### Given exercise
Filter the records for lines holding the string "Directory".
[Begin Record excerpts]
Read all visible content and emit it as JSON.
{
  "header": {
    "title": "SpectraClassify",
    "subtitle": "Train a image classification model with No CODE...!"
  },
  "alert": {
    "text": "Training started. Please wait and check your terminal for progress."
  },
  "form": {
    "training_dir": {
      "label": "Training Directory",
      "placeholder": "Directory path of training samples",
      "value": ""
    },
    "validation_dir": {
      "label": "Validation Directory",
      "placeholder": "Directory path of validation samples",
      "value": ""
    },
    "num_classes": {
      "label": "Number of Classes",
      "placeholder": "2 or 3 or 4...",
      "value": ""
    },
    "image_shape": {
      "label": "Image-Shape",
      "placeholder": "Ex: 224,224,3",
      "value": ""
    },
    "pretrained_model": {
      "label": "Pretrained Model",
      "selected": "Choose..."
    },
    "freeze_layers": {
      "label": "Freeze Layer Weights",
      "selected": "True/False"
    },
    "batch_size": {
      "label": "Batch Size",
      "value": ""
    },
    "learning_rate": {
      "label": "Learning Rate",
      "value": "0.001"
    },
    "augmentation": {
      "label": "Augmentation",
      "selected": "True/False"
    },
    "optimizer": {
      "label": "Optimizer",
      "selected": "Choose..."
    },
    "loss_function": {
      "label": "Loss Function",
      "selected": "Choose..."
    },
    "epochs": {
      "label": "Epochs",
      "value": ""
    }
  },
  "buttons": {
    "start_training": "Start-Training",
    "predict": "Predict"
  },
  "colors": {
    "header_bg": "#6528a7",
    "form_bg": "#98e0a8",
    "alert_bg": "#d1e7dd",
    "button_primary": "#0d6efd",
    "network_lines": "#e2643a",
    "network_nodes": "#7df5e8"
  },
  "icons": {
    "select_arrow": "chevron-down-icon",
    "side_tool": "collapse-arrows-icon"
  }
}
[End Record excerpts]
### Reply to the exercise
      "label": "Training Directory",
      "placeholder": "Directory path of training samples",
      "label": "Validation Directory",
      "placeholder": "Directory path of validation samples",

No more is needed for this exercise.